++++ DATA FOR THIS EXERCISE ++++

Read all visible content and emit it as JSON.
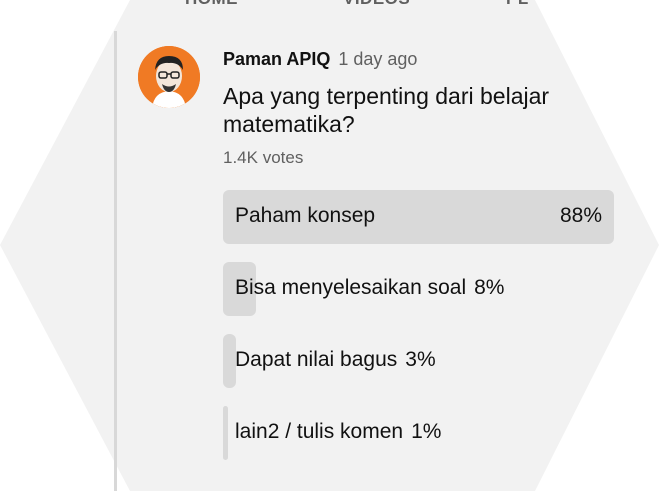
{
  "tabs": [
    "HOME",
    "VIDEOS",
    "PL"
  ],
  "post": {
    "author": "Paman APIQ",
    "time": "1 day ago",
    "question": "Apa yang terpenting dari belajar matematika?",
    "votes": "1.4K votes"
  },
  "poll": {
    "options": [
      {
        "label": "Paham konsep",
        "percent": "88%",
        "fraction": 0.88
      },
      {
        "label": "Bisa menyelesaikan soal",
        "percent": "8%",
        "fraction": 0.08
      },
      {
        "label": "Dapat nilai bagus",
        "percent": "3%",
        "fraction": 0.03
      },
      {
        "label": "lain2 / tulis komen",
        "percent": "1%",
        "fraction": 0.01
      }
    ]
  },
  "colors": {
    "accent_avatar": "#f07a24",
    "bar_fill": "#d9d9d9",
    "background": "#f2f2f2"
  }
}
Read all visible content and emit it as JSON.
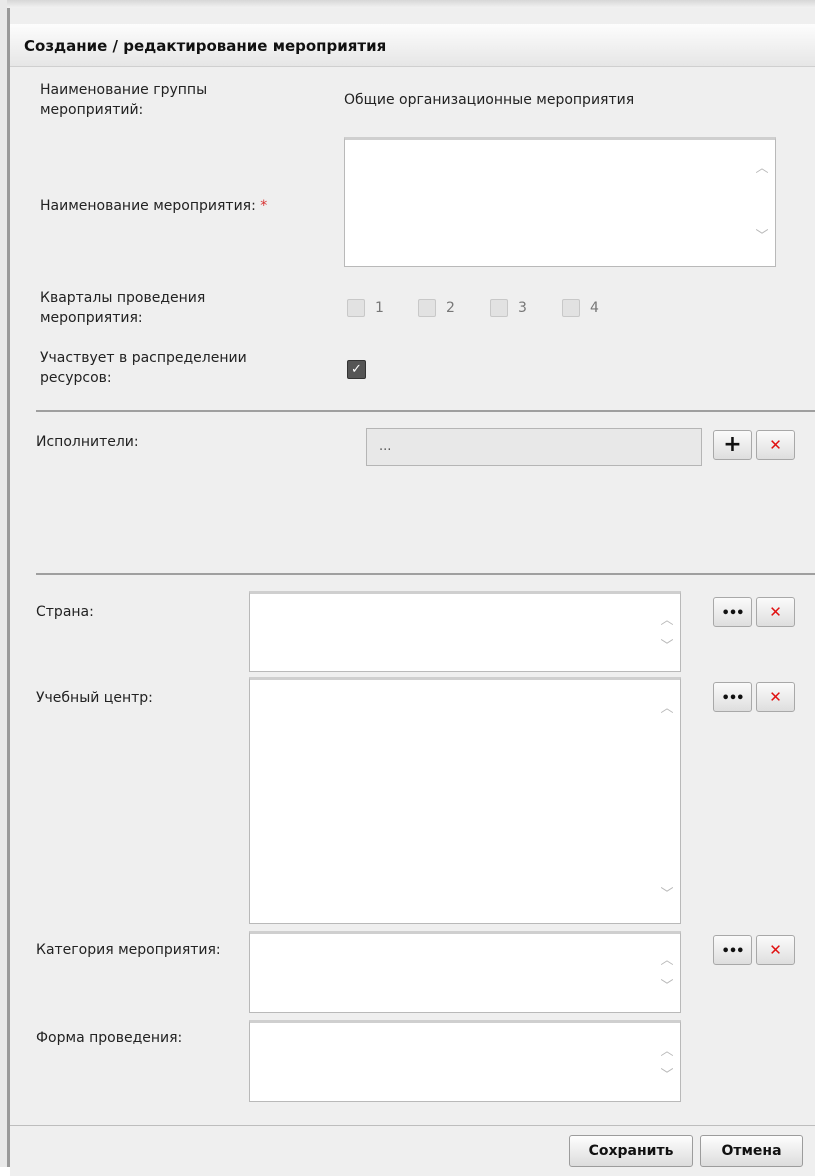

++++

• **YOUR OBJECTIVE**:
Pictures are excluded; repeat every record exactly.

• **TASK SOLUTION**:
Read all visible content and emit it as JSON.
{
  "tabs": [
    "HOME",
    "VIDEOS",
    "PL"
  ],
  "post": {
    "author": "Paman APIQ",
    "time": "1 day ago",
    "question": "Apa yang terpenting dari belajar matematika?",
    "votes": "1.4K votes"
  },
  "poll": {
    "options": [
      {
        "label": "Paham konsep",
        "percent": "88%",
        "fraction": 0.88
      },
      {
        "label": "Bisa menyelesaikan soal",
        "percent": "8%",
        "fraction": 0.08
      },
      {
        "label": "Dapat nilai bagus",
        "percent": "3%",
        "fraction": 0.03
      },
      {
        "label": "lain2 / tulis komen",
        "percent": "1%",
        "fraction": 0.01
      }
    ]
  },
  "colors": {
    "accent_avatar": "#f07a24",
    "bar_fill": "#d9d9d9",
    "background": "#f2f2f2"
  }
}
Read all visible content and emit it as JSON.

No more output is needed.